Supplied records:
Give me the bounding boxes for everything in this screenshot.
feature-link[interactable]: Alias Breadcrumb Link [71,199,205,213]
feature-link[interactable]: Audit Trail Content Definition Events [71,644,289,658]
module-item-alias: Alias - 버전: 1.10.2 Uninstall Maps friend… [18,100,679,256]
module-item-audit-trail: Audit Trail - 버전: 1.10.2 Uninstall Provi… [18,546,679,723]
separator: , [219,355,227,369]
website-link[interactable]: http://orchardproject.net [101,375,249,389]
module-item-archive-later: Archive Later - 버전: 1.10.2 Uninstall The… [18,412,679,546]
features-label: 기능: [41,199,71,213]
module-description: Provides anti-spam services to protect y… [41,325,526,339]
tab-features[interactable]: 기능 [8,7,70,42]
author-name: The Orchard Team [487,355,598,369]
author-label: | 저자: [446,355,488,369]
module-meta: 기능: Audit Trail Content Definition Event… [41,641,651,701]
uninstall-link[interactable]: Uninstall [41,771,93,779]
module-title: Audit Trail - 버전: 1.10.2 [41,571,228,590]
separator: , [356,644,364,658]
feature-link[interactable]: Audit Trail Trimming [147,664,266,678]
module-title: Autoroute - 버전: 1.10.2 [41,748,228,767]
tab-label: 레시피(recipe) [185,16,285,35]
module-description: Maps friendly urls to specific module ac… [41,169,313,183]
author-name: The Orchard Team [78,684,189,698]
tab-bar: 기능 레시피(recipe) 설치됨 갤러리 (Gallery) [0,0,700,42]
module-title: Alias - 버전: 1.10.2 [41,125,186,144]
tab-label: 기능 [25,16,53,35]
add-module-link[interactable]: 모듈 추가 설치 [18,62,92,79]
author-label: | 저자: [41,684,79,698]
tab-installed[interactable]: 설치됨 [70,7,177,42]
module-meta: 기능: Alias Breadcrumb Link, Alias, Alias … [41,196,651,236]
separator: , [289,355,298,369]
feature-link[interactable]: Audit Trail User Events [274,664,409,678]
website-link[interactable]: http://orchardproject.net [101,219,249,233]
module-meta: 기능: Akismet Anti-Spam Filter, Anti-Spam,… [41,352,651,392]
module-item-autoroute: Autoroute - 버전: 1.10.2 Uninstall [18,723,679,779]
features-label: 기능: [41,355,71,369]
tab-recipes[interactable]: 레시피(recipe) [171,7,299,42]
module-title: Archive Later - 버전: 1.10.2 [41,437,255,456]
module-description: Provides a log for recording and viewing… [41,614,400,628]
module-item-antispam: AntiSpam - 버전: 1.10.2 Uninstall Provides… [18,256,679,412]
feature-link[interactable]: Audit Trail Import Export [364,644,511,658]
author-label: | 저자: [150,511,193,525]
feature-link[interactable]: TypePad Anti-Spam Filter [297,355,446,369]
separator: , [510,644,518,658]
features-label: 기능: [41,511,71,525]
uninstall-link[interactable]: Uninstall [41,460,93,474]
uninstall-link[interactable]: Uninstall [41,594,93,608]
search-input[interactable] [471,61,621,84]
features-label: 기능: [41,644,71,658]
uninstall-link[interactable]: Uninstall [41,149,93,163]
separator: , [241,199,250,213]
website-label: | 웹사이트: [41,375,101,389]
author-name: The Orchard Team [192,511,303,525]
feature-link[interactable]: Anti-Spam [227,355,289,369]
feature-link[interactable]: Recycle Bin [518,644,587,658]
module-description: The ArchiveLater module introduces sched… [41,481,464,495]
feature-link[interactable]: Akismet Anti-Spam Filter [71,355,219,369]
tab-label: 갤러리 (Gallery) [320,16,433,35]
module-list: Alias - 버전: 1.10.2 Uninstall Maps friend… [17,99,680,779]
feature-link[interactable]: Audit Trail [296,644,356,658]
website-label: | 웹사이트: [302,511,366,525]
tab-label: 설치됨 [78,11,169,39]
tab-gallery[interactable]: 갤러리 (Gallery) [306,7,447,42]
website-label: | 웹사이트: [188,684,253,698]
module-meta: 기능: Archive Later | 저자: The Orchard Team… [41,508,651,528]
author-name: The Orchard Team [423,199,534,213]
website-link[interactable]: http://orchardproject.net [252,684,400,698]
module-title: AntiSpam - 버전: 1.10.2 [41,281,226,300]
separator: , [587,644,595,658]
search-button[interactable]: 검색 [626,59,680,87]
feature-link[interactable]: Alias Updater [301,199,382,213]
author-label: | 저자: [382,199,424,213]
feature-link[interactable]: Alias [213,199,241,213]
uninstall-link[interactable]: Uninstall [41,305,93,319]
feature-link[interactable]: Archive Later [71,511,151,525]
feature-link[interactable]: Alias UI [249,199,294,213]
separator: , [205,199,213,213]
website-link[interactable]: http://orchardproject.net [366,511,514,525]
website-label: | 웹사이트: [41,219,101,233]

The exercise:
Copy out the rows above, from the first one through the line that contains "features-label: 기능: [41,199,71,213]", reproducing each line without any change.

Exercise output:
Give me the bounding boxes for everything in this screenshot.
feature-link[interactable]: Alias Breadcrumb Link [71,199,205,213]
feature-link[interactable]: Audit Trail Content Definition Events [71,644,289,658]
module-item-alias: Alias - 버전: 1.10.2 Uninstall Maps friend… [18,100,679,256]
module-item-audit-trail: Audit Trail - 버전: 1.10.2 Uninstall Provi… [18,546,679,723]
separator: , [219,355,227,369]
website-link[interactable]: http://orchardproject.net [101,375,249,389]
module-item-archive-later: Archive Later - 버전: 1.10.2 Uninstall The… [18,412,679,546]
features-label: 기능: [41,199,71,213]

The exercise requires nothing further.